Given instruction ->
Your task is to output the listing word for word, with pictures excluded.

>> start

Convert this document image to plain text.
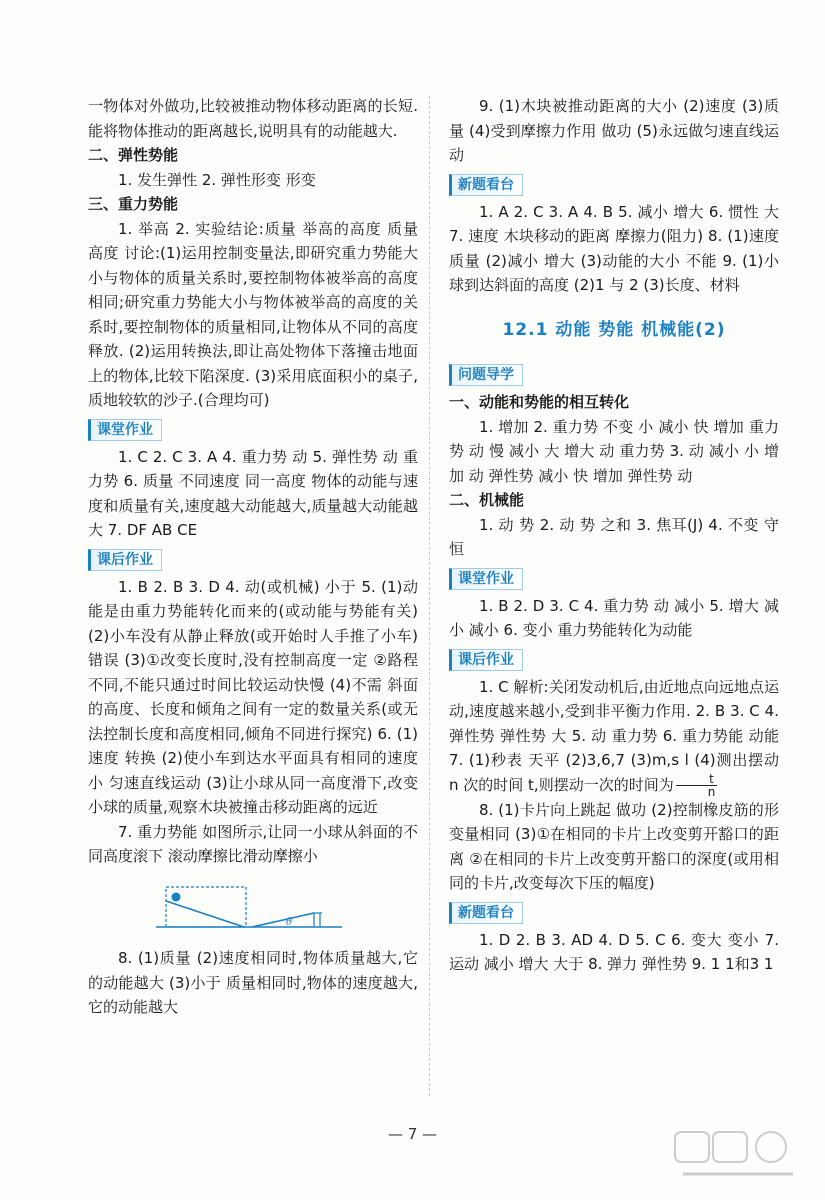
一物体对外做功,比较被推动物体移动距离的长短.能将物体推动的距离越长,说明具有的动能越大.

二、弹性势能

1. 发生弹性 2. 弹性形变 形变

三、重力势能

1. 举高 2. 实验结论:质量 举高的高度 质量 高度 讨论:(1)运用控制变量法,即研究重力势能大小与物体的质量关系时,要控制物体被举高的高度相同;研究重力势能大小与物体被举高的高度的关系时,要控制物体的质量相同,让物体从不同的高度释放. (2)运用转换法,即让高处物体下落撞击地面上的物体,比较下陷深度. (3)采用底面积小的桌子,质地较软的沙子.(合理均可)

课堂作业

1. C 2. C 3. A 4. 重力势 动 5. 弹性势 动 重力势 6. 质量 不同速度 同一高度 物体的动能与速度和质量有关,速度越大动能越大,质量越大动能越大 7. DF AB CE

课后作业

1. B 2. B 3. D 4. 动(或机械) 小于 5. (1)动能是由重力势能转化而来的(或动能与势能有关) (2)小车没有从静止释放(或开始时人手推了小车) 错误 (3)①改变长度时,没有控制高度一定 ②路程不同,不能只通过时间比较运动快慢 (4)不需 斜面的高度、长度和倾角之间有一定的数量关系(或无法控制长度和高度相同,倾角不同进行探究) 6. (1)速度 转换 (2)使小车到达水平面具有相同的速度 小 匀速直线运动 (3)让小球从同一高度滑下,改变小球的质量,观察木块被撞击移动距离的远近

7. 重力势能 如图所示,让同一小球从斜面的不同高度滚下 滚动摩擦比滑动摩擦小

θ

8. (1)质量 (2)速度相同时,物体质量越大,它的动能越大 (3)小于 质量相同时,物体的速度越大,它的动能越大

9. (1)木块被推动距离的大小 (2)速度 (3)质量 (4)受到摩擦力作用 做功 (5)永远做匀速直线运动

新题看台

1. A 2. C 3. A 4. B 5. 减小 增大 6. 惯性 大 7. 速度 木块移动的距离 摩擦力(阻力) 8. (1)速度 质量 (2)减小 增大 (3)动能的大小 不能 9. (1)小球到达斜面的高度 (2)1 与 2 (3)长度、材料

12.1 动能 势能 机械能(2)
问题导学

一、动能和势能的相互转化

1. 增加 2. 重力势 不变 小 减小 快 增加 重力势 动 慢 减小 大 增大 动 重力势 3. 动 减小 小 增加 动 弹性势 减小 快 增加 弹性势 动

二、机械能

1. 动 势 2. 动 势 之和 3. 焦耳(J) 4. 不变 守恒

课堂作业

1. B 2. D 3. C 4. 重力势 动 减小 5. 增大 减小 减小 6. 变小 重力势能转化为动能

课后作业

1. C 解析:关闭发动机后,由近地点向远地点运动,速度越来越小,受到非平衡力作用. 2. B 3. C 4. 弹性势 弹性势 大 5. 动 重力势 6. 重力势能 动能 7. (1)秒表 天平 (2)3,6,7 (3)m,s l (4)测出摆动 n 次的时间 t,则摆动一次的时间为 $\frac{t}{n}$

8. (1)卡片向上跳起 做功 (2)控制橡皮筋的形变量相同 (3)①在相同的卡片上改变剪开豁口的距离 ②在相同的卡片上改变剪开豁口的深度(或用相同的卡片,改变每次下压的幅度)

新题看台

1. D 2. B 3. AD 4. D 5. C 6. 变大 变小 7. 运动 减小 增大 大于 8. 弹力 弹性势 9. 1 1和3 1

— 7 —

>> end

Result ->
Convert this document image to plain text.
一物体对外做功,比较被推动物体移动距离的长短.能将物体推动的距离越长,说明具有的动能越大.

二、弹性势能

1. 发生弹性 2. 弹性形变 形变

三、重力势能

1. 举高 2. 实验结论:质量 举高的高度 质量 高度 讨论:(1)运用控制变量法,即研究重力势能大小与物体的质量关系时,要控制物体被举高的高度相同;研究重力势能大小与物体被举高的高度的关系时,要控制物体的质量相同,让物体从不同的高度释放. (2)运用转换法,即让高处物体下落撞击地面上的物体,比较下陷深度. (3)采用底面积小的桌子,质地较软的沙子.(合理均可)

课堂作业

1. C 2. C 3. A 4. 重力势 动 5. 弹性势 动 重力势 6. 质量 不同速度 同一高度 物体的动能与速度和质量有关,速度越大动能越大,质量越大动能越大 7. DF AB CE

课后作业

1. B 2. B 3. D 4. 动(或机械) 小于 5. (1)动能是由重力势能转化而来的(或动能与势能有关) (2)小车没有从静止释放(或开始时人手推了小车) 错误 (3)①改变长度时,没有控制高度一定 ②路程不同,不能只通过时间比较运动快慢 (4)不需 斜面的高度、长度和倾角之间有一定的数量关系(或无法控制长度和高度相同,倾角不同进行探究) 6. (1)速度 转换 (2)使小车到达水平面具有相同的速度 小 匀速直线运动 (3)让小球从同一高度滑下,改变小球的质量,观察木块被撞击移动距离的远近

7. 重力势能 如图所示,让同一小球从斜面的不同高度滚下 滚动摩擦比滑动摩擦小

θ

8. (1)质量 (2)速度相同时,物体质量越大,它的动能越大 (3)小于 质量相同时,物体的速度越大,它的动能越大

9. (1)木块被推动距离的大小 (2)速度 (3)质量 (4)受到摩擦力作用 做功 (5)永远做匀速直线运动

新题看台

1. A 2. C 3. A 4. B 5. 减小 增大 6. 惯性 大 7. 速度 木块移动的距离 摩擦力(阻力) 8. (1)速度 质量 (2)减小 增大 (3)动能的大小 不能 9. (1)小球到达斜面的高度 (2)1 与 2 (3)长度、材料

12.1 动能 势能 机械能(2)
问题导学

一、动能和势能的相互转化

1. 增加 2. 重力势 不变 小 减小 快 增加 重力势 动 慢 减小 大 增大 动 重力势 3. 动 减小 小 增加 动 弹性势 减小 快 增加 弹性势 动

二、机械能

1. 动 势 2. 动 势 之和 3. 焦耳(J) 4. 不变 守恒

课堂作业

1. B 2. D 3. C 4. 重力势 动 减小 5. 增大 减小 减小 6. 变小 重力势能转化为动能

课后作业

1. C 解析:关闭发动机后,由近地点向远地点运动,速度越来越小,受到非平衡力作用. 2. B 3. C 4. 弹性势 弹性势 大 5. 动 重力势 6. 重力势能 动能 7. (1)秒表 天平 (2)3,6,7 (3)m,s l (4)测出摆动 n 次的时间 t,则摆动一次的时间为 $\frac{t}{n}$

8. (1)卡片向上跳起 做功 (2)控制橡皮筋的形变量相同 (3)①在相同的卡片上改变剪开豁口的距离 ②在相同的卡片上改变剪开豁口的深度(或用相同的卡片,改变每次下压的幅度)

新题看台

1. D 2. B 3. AD 4. D 5. C 6. 变大 变小 7. 运动 减小 增大 大于 8. 弹力 弹性势 9. 1 1和3 1

— 7 —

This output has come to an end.